## [What needs to be done]
Can you repeat these entries word for word, with nothing changed?

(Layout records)
--------------------------------------------------

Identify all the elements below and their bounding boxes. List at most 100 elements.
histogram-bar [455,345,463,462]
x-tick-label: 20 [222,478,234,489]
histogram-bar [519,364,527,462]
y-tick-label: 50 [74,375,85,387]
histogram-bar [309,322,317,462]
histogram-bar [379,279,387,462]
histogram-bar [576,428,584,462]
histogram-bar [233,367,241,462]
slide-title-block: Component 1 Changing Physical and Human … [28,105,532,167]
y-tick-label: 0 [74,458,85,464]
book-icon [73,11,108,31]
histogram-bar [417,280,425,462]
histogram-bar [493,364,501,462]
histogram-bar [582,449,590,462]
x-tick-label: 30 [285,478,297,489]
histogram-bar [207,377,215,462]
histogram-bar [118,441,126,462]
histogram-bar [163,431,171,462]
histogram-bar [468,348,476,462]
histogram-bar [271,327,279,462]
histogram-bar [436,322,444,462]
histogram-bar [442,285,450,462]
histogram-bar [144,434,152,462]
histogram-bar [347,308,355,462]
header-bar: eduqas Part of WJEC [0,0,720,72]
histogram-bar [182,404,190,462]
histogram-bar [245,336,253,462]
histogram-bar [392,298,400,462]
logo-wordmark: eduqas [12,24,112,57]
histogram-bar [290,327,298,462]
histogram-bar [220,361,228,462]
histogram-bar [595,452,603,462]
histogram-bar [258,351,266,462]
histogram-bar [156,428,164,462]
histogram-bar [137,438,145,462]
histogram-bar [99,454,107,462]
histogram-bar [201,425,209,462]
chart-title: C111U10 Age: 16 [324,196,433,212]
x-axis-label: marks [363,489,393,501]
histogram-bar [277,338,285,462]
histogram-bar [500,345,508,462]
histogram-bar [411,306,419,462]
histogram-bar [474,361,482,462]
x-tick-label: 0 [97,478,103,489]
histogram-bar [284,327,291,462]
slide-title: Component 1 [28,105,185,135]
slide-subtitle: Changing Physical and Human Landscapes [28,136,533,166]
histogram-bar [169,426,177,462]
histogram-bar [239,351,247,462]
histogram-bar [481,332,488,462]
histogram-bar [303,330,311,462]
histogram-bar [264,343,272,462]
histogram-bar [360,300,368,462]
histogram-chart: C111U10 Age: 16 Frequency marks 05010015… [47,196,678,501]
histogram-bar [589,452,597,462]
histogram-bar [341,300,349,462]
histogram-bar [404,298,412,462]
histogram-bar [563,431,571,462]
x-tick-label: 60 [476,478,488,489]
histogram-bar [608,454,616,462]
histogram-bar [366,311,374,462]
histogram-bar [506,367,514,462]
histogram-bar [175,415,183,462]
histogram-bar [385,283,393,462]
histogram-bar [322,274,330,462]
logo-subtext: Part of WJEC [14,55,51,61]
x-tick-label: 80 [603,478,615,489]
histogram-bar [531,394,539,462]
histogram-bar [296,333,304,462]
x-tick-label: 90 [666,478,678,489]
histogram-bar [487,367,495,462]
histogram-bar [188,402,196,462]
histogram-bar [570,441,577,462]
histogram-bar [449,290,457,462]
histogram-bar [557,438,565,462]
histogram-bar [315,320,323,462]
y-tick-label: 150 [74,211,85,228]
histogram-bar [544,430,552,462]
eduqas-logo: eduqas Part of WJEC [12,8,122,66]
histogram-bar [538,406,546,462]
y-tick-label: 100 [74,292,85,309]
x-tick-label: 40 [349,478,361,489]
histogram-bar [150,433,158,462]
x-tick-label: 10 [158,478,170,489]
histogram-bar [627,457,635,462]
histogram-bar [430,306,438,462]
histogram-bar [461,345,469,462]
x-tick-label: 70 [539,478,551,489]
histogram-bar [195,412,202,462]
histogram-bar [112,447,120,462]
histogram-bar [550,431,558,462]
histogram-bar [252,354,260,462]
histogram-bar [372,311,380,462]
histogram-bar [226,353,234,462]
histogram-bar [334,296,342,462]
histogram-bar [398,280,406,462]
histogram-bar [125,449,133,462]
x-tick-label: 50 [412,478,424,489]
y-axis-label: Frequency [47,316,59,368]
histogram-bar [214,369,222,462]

--------------------------------------------------

## [Correct result]
Identify all the elements below and their bounding boxes. List at most 100 elements.
histogram-bar [455,345,463,462]
x-tick-label: 20 [222,478,234,489]
histogram-bar [519,364,527,462]
y-tick-label: 50 [74,375,85,387]
histogram-bar [309,322,317,462]
histogram-bar [379,279,387,462]
histogram-bar [576,428,584,462]
histogram-bar [233,367,241,462]
slide-title-block: Component 1 Changing Physical and Human … [28,105,532,167]
y-tick-label: 0 [74,458,85,464]
book-icon [73,11,108,31]
histogram-bar [417,280,425,462]
histogram-bar [493,364,501,462]
histogram-bar [582,449,590,462]
x-tick-label: 30 [285,478,297,489]
histogram-bar [207,377,215,462]
histogram-bar [118,441,126,462]
histogram-bar [163,431,171,462]
histogram-bar [468,348,476,462]
histogram-bar [271,327,279,462]
histogram-bar [436,322,444,462]
histogram-bar [442,285,450,462]
histogram-bar [144,434,152,462]
histogram-bar [347,308,355,462]
header-bar: eduqas Part of WJEC [0,0,720,72]
histogram-bar [182,404,190,462]
histogram-bar [245,336,253,462]
histogram-bar [392,298,400,462]
logo-wordmark: eduqas [12,24,112,57]
histogram-bar [290,327,298,462]
histogram-bar [220,361,228,462]
histogram-bar [595,452,603,462]
histogram-bar [258,351,266,462]
histogram-bar [156,428,164,462]
histogram-bar [137,438,145,462]
histogram-bar [99,454,107,462]
histogram-bar [201,425,209,462]
chart-title: C111U10 Age: 16 [324,196,433,212]
x-axis-label: marks [363,489,393,501]
histogram-bar [277,338,285,462]
histogram-bar [500,345,508,462]
histogram-bar [411,306,419,462]
histogram-bar [474,361,482,462]
x-tick-label: 0 [97,478,103,489]
histogram-bar [284,327,291,462]
slide-title: Component 1 [28,105,185,135]
slide-subtitle: Changing Physical and Human Landscapes [28,136,533,166]
histogram-bar [169,426,177,462]
histogram-bar [239,351,247,462]
histogram-bar [481,332,488,462]
histogram-bar [303,330,311,462]
histogram-bar [264,343,272,462]
histogram-bar [360,300,368,462]
histogram-chart: C111U10 Age: 16 Frequency marks 05010015… [47,196,678,501]
histogram-bar [589,452,597,462]
histogram-bar [341,300,349,462]
histogram-bar [404,298,412,462]
histogram-bar [563,431,571,462]
x-tick-label: 60 [476,478,488,489]
histogram-bar [608,454,616,462]
histogram-bar [366,311,374,462]
histogram-bar [506,367,514,462]
histogram-bar [175,415,183,462]
histogram-bar [385,283,393,462]
histogram-bar [322,274,330,462]
logo-subtext: Part of WJEC [14,55,51,61]
x-tick-label: 80 [603,478,615,489]
histogram-bar [531,394,539,462]
histogram-bar [296,333,304,462]
x-tick-label: 90 [666,478,678,489]
histogram-bar [487,367,495,462]
histogram-bar [188,402,196,462]
histogram-bar [570,441,577,462]
histogram-bar [449,290,457,462]
histogram-bar [557,438,565,462]
histogram-bar [315,320,323,462]
y-tick-label: 150 [74,211,85,228]
histogram-bar [544,430,552,462]
eduqas-logo: eduqas Part of WJEC [12,8,122,66]
histogram-bar [538,406,546,462]
y-tick-label: 100 [74,292,85,309]
x-tick-label: 40 [349,478,361,489]
histogram-bar [150,433,158,462]
x-tick-label: 10 [158,478,170,489]
histogram-bar [627,457,635,462]
histogram-bar [430,306,438,462]
histogram-bar [461,345,469,462]
x-tick-label: 70 [539,478,551,489]
histogram-bar [195,412,202,462]
histogram-bar [112,447,120,462]
histogram-bar [550,431,558,462]
histogram-bar [252,354,260,462]
histogram-bar [372,311,380,462]
histogram-bar [226,353,234,462]
histogram-bar [334,296,342,462]
histogram-bar [398,280,406,462]
histogram-bar [125,449,133,462]
x-tick-label: 50 [412,478,424,489]
y-axis-label: Frequency [47,316,59,368]
histogram-bar [214,369,222,462]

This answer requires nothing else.